### Stated task
The material below should be written out in full and exactly; pictures stay out of the copy.

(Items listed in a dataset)

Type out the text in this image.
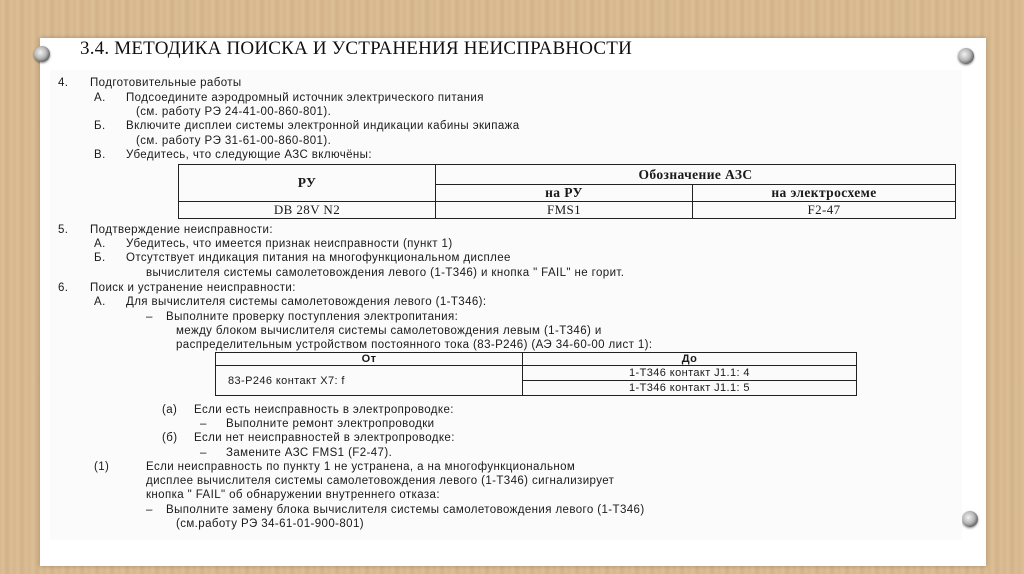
3.4. МЕТОДИКА ПОИСКА И УСТРАНЕНИЯ НЕИСПРАВНОСТИ
4. Подготовительные работы
А. Подсоедините аэродромный источник электрического питания
(см. работу РЭ 24-41-00-860-801).
Б. Включите дисплеи системы электронной индикации кабины экипажа
(см. работу РЭ 31-61-00-860-801).
В. Убедитесь, что следующие АЗС включёны:
РУ	Обозначение АЗС	
	на РУ	на электросхеме
DB 28V N2	FMS1	F2-47
5. Подтверждение неисправности:
А. Убедитесь, что имеется признак неисправности (пункт 1)
Б. Отсутствует индикация питания на многофункциональном дисплее
вычислителя системы самолетовождения левого (1-Т346) и кнопка " FAIL" не горит.
6. Поиск и устранение неисправности:
А. Для вычислителя системы самолетовождения левого (1-Т346):
– Выполните проверку поступления электропитания:
между блоком вычислителя системы самолетовождения левым (1-Т346) и
распределительным устройством постоянного тока (83-Р246) (АЭ 34-60-00 лист 1):
От	До
83-Р246 контакт X7: f	1-Т346 контакт J1.1: 4
	1-Т346 контакт J1.1: 5
(а) Если есть неисправность в электропроводке:
– Выполните ремонт электропроводки
(б) Если нет неисправностей в электропроводке:
– Замените АЗС FMS1 (F2-47).
(1)	Если неисправность по пункту 1 не устранена, а на многофункциональном
дисплее вычислителя системы самолетовождения левого (1-Т346) сигнализирует
кнопка " FAIL" об обнаружении внутреннего отказа:
– Выполните замену блока вычислителя системы самолетовождения левого (1-Т346)
(см.работу РЭ 34-61-01-900-801)
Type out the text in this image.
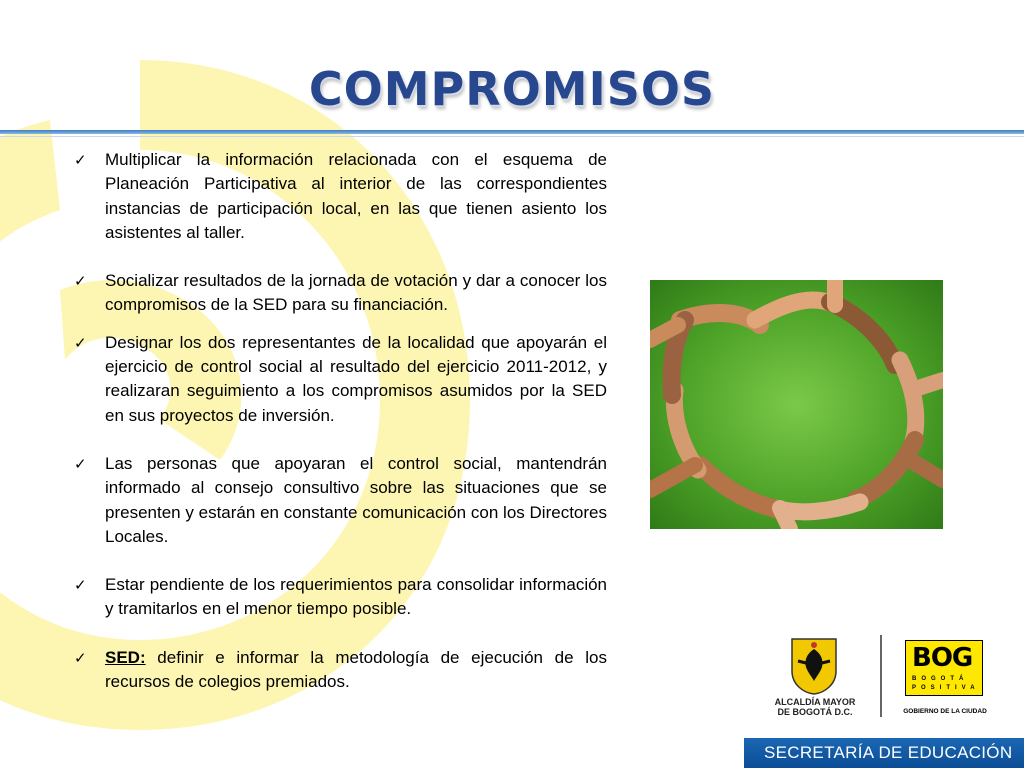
COMPROMISOS
✓ Multiplicar la información relacionada con el esquema de Planeación Participativa al interior de las correspondientes instancias de participación local, en las que tienen asiento los asistentes al taller.
✓ Socializar resultados de la jornada de votación y dar a conocer los compromisos de la SED para su financiación.
✓ Designar los dos representantes de la localidad que apoyarán el ejercicio de control social al resultado del ejercicio 2011-2012, y realizaran seguimiento a los compromisos asumidos por la SED en sus proyectos de inversión.
✓ Las personas que apoyaran el control social, mantendrán informado al consejo consultivo sobre las situaciones que se presenten y estarán en constante comunicación con los Directores Locales.
✓ Estar pendiente de los requerimientos para consolidar información y tramitarlos en el menor tiempo posible.
✓ SED: definir e informar la metodología de ejecución de los recursos de colegios premiados.
ALCALDÍA MAYOR
DE BOGOTÁ D.C.
BOG
BOGOTÁ
POSITIVA
GOBIERNO DE LA CIUDAD
SECRETARÍA DE EDUCACIÓN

### Answer for the task
Type out the text in this image.
3.4. МЕТОДИКА ПОИСКА И УСТРАНЕНИЯ НЕИСПРАВНОСТИ
4. Подготовительные работы
А. Подсоедините аэродромный источник электрического питания
(см. работу РЭ 24-41-00-860-801).
Б. Включите дисплеи системы электронной индикации кабины экипажа
(см. работу РЭ 31-61-00-860-801).
В. Убедитесь, что следующие АЗС включёны:
РУ	Обозначение АЗС	
	на РУ	на электросхеме
DB 28V N2	FMS1	F2-47
5. Подтверждение неисправности:
А. Убедитесь, что имеется признак неисправности (пункт 1)
Б. Отсутствует индикация питания на многофункциональном дисплее
вычислителя системы самолетовождения левого (1-Т346) и кнопка " FAIL" не горит.
6. Поиск и устранение неисправности:
А. Для вычислителя системы самолетовождения левого (1-Т346):
– Выполните проверку поступления электропитания:
между блоком вычислителя системы самолетовождения левым (1-Т346) и
распределительным устройством постоянного тока (83-Р246) (АЭ 34-60-00 лист 1):
От	До
83-Р246 контакт X7: f	1-Т346 контакт J1.1: 4
	1-Т346 контакт J1.1: 5
(а) Если есть неисправность в электропроводке:
– Выполните ремонт электропроводки
(б) Если нет неисправностей в электропроводке:
– Замените АЗС FMS1 (F2-47).
(1)	Если неисправность по пункту 1 не устранена, а на многофункциональном
дисплее вычислителя системы самолетовождения левого (1-Т346) сигнализирует
кнопка " FAIL" об обнаружении внутреннего отказа:
– Выполните замену блока вычислителя системы самолетовождения левого (1-Т346)
(см.работу РЭ 34-61-01-900-801)
Type out the text in this image.
COMPROMISOS
✓ Multiplicar la información relacionada con el esquema de Planeación Participativa al interior de las correspondientes instancias de participación local, en las que tienen asiento los asistentes al taller.
✓ Socializar resultados de la jornada de votación y dar a conocer los compromisos de la SED para su financiación.
✓ Designar los dos representantes de la localidad que apoyarán el ejercicio de control social al resultado del ejercicio 2011-2012, y realizaran seguimiento a los compromisos asumidos por la SED en sus proyectos de inversión.
✓ Las personas que apoyaran el control social, mantendrán informado al consejo consultivo sobre las situaciones que se presenten y estarán en constante comunicación con los Directores Locales.
✓ Estar pendiente de los requerimientos para consolidar información y tramitarlos en el menor tiempo posible.
✓ SED: definir e informar la metodología de ejecución de los recursos de colegios premiados.
ALCALDÍA MAYOR
DE BOGOTÁ D.C.
BOG
BOGOTÁ
POSITIVA
GOBIERNO DE LA CIUDAD
SECRETARÍA DE EDUCACIÓN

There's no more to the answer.